■ WRITTEN TASK ■
Reply with the count of lines holding "mysql", nothing more.

■ Dataset records ■
────────────────

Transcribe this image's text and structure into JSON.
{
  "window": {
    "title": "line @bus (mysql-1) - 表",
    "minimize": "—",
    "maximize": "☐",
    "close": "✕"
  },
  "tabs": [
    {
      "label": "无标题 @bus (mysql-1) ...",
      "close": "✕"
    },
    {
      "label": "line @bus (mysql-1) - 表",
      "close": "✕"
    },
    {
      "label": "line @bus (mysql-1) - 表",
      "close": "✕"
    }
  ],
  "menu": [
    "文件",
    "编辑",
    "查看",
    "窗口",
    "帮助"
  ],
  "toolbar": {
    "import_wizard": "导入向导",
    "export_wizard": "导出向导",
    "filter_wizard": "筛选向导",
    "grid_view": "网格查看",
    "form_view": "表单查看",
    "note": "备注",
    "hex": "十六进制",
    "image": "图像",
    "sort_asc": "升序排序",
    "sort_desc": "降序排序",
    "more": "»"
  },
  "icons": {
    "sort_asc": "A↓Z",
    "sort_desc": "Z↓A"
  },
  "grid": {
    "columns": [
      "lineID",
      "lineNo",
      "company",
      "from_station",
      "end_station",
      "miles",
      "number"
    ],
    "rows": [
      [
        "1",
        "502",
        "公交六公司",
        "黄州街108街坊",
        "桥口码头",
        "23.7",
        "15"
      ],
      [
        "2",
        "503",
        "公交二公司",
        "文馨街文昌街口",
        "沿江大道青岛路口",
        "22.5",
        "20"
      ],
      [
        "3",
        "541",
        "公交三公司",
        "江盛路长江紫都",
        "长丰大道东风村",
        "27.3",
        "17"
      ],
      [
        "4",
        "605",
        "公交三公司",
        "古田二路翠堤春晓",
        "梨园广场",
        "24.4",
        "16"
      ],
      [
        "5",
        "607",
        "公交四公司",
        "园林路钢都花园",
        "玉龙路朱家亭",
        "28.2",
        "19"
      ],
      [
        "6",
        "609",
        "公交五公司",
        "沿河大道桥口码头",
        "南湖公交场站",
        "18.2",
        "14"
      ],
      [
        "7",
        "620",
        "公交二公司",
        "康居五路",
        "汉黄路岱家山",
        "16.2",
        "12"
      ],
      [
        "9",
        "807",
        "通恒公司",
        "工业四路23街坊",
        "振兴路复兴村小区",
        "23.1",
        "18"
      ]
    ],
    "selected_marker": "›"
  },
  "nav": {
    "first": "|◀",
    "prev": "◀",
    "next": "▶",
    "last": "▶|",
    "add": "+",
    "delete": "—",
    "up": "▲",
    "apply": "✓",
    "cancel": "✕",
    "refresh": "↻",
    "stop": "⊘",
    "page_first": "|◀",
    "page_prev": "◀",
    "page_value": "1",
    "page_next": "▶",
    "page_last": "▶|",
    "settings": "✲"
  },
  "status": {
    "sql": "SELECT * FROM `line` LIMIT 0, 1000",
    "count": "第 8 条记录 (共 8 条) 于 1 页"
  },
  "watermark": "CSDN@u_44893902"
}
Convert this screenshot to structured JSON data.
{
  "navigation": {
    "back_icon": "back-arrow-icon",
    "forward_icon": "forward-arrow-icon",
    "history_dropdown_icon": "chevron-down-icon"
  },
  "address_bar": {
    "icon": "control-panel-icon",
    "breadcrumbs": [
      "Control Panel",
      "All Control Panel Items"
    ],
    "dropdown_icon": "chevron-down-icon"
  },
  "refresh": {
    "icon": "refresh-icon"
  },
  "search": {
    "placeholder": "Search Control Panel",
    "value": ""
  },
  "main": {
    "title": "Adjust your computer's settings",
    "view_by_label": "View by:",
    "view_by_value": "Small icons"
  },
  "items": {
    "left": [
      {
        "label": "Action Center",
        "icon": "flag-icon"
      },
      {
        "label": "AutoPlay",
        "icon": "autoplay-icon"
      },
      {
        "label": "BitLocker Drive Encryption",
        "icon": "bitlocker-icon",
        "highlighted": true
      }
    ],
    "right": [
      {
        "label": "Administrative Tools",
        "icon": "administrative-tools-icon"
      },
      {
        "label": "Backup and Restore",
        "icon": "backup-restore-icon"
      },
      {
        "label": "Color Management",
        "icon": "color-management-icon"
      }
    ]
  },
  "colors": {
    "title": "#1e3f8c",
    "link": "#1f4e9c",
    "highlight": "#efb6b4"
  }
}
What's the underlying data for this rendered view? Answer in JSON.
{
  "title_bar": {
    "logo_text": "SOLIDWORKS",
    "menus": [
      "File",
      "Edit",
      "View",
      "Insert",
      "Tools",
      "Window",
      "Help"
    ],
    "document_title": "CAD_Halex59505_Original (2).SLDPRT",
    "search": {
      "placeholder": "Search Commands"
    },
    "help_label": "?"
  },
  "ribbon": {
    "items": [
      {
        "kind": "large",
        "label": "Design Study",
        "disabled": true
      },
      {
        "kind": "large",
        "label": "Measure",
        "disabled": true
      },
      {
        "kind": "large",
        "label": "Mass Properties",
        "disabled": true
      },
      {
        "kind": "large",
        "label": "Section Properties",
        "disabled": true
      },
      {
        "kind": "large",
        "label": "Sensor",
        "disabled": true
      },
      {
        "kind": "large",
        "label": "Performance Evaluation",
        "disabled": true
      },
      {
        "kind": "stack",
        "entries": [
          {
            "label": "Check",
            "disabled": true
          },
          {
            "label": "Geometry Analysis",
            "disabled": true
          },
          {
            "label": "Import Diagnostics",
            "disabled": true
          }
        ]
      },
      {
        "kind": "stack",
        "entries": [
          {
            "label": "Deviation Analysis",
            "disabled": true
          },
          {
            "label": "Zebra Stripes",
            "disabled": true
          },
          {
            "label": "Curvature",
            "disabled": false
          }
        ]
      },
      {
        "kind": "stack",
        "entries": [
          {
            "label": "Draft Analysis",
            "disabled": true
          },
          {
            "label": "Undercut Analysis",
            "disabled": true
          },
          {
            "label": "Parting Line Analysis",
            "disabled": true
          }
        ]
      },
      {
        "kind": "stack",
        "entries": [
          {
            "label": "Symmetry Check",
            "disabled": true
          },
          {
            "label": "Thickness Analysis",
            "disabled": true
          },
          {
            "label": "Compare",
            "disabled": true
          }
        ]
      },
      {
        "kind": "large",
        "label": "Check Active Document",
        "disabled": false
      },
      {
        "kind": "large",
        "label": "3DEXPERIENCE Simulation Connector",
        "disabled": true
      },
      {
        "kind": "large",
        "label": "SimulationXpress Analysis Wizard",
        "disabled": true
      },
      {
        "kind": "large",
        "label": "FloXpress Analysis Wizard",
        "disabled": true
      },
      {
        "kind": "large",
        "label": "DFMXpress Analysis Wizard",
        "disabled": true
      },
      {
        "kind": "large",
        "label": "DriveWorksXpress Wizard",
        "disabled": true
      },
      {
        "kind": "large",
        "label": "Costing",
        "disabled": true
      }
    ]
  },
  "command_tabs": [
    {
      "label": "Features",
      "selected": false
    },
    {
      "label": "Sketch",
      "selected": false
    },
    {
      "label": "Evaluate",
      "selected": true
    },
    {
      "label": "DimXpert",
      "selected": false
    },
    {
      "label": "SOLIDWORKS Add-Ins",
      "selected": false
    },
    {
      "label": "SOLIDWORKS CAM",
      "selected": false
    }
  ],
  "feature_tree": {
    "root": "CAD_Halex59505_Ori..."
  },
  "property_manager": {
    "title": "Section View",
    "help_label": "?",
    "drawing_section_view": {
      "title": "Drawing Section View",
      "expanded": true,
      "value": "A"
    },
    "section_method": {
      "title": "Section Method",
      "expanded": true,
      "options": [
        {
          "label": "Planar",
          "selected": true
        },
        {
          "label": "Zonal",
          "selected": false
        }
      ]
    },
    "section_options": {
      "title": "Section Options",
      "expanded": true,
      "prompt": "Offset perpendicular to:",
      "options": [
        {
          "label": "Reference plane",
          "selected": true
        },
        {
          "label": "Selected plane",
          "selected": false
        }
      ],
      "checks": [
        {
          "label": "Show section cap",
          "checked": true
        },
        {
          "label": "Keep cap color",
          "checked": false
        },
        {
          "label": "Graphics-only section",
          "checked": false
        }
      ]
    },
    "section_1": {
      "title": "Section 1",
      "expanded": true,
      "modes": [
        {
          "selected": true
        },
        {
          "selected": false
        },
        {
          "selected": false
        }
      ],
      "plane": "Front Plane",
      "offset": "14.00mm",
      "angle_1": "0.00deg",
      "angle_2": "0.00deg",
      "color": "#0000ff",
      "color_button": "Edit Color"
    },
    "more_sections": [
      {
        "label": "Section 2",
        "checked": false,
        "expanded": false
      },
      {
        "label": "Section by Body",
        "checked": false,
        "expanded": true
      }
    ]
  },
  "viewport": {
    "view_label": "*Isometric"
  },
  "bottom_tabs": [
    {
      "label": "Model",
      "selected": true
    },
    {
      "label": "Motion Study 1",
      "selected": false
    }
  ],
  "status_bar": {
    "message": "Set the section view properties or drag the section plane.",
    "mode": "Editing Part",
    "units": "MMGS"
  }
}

────────────────

■ THE RESULT ■
4